--- Begin Extracted information ---

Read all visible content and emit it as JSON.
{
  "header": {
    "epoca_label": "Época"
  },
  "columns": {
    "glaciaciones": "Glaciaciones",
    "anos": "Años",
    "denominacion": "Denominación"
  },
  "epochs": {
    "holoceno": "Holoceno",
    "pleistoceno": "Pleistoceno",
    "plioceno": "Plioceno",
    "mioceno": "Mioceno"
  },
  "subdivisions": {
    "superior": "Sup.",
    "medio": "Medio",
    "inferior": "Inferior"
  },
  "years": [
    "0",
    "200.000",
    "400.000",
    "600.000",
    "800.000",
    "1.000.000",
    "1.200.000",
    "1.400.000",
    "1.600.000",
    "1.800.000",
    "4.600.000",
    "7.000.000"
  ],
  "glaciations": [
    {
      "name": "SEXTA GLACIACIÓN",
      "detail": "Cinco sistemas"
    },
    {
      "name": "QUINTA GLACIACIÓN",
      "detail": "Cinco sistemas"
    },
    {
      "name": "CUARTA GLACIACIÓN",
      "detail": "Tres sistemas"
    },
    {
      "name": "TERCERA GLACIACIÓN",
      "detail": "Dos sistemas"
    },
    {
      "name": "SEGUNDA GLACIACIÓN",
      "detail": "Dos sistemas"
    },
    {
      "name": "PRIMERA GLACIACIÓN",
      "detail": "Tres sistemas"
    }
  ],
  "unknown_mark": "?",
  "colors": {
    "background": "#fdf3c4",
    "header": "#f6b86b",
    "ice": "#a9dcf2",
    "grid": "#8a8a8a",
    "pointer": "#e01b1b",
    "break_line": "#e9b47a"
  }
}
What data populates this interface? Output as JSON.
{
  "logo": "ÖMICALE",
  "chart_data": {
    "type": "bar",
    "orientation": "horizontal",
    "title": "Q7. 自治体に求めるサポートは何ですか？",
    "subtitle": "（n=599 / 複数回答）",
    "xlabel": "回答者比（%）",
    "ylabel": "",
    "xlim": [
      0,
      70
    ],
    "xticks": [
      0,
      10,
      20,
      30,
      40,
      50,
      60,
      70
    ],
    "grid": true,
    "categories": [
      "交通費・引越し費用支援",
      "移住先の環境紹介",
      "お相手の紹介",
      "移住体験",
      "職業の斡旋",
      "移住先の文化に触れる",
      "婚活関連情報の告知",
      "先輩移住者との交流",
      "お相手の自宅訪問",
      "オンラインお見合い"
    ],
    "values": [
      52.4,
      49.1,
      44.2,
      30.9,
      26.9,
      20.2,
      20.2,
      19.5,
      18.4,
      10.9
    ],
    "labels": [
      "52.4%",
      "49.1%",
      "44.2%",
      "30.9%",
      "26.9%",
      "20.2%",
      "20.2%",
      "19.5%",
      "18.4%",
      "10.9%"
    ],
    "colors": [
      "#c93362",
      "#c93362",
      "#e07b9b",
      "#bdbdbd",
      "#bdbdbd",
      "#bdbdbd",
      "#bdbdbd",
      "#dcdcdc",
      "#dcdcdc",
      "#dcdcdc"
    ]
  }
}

--- End Extracted information ---

■ **What the task requires**: Copy each record from above without leaving any out.

■ **Answer to this problem**:
Read all visible content and emit it as JSON.
{
  "header": {
    "epoca_label": "Época"
  },
  "columns": {
    "glaciaciones": "Glaciaciones",
    "anos": "Años",
    "denominacion": "Denominación"
  },
  "epochs": {
    "holoceno": "Holoceno",
    "pleistoceno": "Pleistoceno",
    "plioceno": "Plioceno",
    "mioceno": "Mioceno"
  },
  "subdivisions": {
    "superior": "Sup.",
    "medio": "Medio",
    "inferior": "Inferior"
  },
  "years": [
    "0",
    "200.000",
    "400.000",
    "600.000",
    "800.000",
    "1.000.000",
    "1.200.000",
    "1.400.000",
    "1.600.000",
    "1.800.000",
    "4.600.000",
    "7.000.000"
  ],
  "glaciations": [
    {
      "name": "SEXTA GLACIACIÓN",
      "detail": "Cinco sistemas"
    },
    {
      "name": "QUINTA GLACIACIÓN",
      "detail": "Cinco sistemas"
    },
    {
      "name": "CUARTA GLACIACIÓN",
      "detail": "Tres sistemas"
    },
    {
      "name": "TERCERA GLACIACIÓN",
      "detail": "Dos sistemas"
    },
    {
      "name": "SEGUNDA GLACIACIÓN",
      "detail": "Dos sistemas"
    },
    {
      "name": "PRIMERA GLACIACIÓN",
      "detail": "Tres sistemas"
    }
  ],
  "unknown_mark": "?",
  "colors": {
    "background": "#fdf3c4",
    "header": "#f6b86b",
    "ice": "#a9dcf2",
    "grid": "#8a8a8a",
    "pointer": "#e01b1b",
    "break_line": "#e9b47a"
  }
}
What data populates this interface? Output as JSON.
{
  "logo": "ÖMICALE",
  "chart_data": {
    "type": "bar",
    "orientation": "horizontal",
    "title": "Q7. 自治体に求めるサポートは何ですか？",
    "subtitle": "（n=599 / 複数回答）",
    "xlabel": "回答者比（%）",
    "ylabel": "",
    "xlim": [
      0,
      70
    ],
    "xticks": [
      0,
      10,
      20,
      30,
      40,
      50,
      60,
      70
    ],
    "grid": true,
    "categories": [
      "交通費・引越し費用支援",
      "移住先の環境紹介",
      "お相手の紹介",
      "移住体験",
      "職業の斡旋",
      "移住先の文化に触れる",
      "婚活関連情報の告知",
      "先輩移住者との交流",
      "お相手の自宅訪問",
      "オンラインお見合い"
    ],
    "values": [
      52.4,
      49.1,
      44.2,
      30.9,
      26.9,
      20.2,
      20.2,
      19.5,
      18.4,
      10.9
    ],
    "labels": [
      "52.4%",
      "49.1%",
      "44.2%",
      "30.9%",
      "26.9%",
      "20.2%",
      "20.2%",
      "19.5%",
      "18.4%",
      "10.9%"
    ],
    "colors": [
      "#c93362",
      "#c93362",
      "#e07b9b",
      "#bdbdbd",
      "#bdbdbd",
      "#bdbdbd",
      "#bdbdbd",
      "#dcdcdc",
      "#dcdcdc",
      "#dcdcdc"
    ]
  }
}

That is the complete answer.